Listed entries:
┌──
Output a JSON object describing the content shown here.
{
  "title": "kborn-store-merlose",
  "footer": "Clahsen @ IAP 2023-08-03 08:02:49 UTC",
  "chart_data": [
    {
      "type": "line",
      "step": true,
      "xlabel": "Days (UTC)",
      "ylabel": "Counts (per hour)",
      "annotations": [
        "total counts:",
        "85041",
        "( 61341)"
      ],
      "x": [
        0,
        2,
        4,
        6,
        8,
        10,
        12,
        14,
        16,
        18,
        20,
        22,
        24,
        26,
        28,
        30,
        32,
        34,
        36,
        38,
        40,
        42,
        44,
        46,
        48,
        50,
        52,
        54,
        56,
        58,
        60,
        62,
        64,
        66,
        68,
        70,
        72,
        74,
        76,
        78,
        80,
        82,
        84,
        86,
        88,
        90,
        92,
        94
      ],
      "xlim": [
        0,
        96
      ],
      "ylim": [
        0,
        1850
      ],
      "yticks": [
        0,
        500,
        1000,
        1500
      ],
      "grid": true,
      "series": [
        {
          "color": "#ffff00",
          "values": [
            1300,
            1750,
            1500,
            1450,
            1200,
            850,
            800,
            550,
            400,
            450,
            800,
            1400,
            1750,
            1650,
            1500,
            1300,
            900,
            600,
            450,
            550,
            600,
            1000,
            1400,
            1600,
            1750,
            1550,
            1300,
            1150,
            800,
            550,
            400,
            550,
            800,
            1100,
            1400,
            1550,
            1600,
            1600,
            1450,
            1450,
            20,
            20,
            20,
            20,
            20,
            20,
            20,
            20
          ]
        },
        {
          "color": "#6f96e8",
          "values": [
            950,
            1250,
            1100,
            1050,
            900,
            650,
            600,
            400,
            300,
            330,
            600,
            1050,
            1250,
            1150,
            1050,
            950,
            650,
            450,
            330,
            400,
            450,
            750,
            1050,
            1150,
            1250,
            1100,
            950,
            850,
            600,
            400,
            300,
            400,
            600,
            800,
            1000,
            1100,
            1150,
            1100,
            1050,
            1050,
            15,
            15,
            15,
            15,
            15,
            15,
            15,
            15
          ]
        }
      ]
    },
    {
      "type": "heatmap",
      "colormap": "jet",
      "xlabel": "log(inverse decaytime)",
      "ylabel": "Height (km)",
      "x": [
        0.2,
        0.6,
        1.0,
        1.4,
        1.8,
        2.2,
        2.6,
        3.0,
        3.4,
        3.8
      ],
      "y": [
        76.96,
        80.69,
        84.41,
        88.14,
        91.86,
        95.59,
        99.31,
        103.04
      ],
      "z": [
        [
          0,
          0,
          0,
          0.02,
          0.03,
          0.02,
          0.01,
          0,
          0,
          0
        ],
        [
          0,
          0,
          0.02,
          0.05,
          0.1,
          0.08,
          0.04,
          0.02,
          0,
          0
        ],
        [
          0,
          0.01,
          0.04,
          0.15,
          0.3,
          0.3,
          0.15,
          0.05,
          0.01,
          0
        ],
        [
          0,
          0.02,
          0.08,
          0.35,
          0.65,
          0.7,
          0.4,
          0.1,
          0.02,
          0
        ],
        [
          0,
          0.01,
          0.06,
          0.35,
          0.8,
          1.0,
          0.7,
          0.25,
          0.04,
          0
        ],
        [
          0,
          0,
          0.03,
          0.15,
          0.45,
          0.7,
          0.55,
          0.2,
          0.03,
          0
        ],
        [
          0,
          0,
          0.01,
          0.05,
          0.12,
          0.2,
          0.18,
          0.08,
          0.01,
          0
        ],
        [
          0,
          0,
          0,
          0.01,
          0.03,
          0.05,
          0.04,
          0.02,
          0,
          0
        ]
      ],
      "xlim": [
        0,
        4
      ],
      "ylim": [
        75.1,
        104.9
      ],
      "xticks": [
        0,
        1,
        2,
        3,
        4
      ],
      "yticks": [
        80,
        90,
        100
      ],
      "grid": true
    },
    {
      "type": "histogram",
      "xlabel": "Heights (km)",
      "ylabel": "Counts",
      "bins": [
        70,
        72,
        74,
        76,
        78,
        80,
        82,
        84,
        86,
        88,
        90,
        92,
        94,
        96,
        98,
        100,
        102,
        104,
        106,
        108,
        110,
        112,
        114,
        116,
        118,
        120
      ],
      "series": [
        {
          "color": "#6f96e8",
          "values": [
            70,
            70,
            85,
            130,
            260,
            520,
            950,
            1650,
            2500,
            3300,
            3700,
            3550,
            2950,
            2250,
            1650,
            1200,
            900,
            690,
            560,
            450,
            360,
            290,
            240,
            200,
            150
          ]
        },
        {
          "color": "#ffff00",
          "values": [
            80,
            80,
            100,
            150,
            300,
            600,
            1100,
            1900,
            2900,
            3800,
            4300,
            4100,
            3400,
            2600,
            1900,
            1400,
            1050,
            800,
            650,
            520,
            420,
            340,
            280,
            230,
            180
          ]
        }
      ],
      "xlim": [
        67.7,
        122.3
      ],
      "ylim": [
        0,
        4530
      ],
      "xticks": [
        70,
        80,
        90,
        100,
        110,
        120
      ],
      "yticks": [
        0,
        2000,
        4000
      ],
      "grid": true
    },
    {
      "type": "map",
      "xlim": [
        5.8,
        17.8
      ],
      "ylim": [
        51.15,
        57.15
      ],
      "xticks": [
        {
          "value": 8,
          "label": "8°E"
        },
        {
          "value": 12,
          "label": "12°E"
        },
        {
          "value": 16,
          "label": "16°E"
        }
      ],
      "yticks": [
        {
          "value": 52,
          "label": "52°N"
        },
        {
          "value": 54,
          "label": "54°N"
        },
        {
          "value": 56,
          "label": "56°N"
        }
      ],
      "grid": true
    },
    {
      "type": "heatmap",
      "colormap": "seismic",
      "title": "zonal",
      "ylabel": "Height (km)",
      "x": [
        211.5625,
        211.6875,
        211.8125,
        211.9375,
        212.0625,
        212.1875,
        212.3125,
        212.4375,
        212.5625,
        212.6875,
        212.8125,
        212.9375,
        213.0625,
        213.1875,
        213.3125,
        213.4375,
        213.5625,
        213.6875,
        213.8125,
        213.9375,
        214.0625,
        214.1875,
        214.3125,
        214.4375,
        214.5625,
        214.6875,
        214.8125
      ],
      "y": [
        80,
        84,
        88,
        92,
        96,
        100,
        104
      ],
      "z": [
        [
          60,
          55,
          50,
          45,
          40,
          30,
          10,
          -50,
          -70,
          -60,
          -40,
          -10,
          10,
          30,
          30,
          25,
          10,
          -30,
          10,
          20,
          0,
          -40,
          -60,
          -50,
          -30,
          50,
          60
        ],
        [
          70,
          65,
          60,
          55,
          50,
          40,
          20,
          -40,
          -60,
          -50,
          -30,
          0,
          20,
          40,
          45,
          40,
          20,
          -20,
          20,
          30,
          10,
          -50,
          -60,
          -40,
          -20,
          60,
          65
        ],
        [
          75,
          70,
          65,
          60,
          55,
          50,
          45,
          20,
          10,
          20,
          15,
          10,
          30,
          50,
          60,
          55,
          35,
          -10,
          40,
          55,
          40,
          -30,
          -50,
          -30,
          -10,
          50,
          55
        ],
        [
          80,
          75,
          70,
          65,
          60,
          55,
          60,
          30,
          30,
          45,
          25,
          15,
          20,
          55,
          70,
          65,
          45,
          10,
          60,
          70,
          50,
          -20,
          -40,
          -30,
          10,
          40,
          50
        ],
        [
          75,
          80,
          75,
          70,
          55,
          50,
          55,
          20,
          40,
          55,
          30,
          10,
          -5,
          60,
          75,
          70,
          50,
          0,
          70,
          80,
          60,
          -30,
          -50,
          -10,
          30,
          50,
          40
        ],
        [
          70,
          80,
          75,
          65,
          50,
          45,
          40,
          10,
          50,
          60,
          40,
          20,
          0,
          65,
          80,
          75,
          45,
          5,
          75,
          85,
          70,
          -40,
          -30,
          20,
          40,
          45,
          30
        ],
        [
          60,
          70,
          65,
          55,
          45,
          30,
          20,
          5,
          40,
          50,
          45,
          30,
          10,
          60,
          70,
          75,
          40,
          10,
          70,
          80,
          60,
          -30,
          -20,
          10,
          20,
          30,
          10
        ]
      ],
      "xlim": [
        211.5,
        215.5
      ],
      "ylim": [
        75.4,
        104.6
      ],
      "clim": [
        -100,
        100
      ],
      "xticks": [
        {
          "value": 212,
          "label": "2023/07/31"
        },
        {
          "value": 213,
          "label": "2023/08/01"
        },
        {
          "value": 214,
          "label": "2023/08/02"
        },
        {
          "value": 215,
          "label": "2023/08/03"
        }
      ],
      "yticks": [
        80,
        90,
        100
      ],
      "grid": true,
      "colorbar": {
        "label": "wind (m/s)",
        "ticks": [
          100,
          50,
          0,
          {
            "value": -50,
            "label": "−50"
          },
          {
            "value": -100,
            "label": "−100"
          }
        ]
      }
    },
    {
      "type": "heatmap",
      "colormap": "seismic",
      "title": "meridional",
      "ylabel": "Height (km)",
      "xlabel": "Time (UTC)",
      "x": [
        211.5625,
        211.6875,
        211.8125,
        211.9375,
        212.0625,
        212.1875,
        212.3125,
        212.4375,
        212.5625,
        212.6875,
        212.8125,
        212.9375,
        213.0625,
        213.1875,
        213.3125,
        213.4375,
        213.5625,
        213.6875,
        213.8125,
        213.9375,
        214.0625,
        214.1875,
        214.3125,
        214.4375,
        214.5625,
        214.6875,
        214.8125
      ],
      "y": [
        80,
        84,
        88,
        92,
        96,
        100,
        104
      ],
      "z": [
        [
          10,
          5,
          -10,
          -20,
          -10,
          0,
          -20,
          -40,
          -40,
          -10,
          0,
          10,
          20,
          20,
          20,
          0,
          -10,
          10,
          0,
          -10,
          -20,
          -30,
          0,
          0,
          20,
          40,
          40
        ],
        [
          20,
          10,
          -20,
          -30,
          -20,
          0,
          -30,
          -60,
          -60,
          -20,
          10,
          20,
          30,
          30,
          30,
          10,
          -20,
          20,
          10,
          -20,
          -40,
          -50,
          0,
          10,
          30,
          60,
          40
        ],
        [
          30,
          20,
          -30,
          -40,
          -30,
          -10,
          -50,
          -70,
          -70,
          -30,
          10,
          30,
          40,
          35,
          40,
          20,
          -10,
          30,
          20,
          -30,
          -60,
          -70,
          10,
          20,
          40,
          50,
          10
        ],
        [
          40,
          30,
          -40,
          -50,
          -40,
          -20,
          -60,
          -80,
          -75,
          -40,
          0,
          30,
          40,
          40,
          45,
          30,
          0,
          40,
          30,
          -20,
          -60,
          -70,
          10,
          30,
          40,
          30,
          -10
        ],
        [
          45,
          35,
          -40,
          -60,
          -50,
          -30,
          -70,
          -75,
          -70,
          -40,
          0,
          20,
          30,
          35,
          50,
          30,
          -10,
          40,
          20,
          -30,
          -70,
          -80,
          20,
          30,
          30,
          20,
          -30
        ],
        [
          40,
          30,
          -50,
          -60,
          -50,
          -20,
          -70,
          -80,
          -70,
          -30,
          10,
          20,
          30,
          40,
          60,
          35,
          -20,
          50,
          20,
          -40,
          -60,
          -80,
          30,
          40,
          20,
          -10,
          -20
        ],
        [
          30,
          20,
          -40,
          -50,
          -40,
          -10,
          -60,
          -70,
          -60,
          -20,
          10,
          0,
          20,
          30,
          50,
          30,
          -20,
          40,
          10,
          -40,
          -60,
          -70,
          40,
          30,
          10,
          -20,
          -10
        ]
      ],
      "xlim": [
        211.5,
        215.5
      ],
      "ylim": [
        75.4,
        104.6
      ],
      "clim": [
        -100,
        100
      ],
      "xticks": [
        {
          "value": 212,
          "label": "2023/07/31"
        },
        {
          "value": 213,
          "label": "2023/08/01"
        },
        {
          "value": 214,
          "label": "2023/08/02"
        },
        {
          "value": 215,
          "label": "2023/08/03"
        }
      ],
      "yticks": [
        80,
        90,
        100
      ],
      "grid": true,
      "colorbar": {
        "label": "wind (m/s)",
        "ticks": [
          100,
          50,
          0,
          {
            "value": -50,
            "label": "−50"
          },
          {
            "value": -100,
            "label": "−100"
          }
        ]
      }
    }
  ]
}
└──
To do: Where does the word "title" appear? Return each line that holds it.

Full output:
  "title": "kborn-store-merlose",
      "title": "zonal",
      "title": "meridional",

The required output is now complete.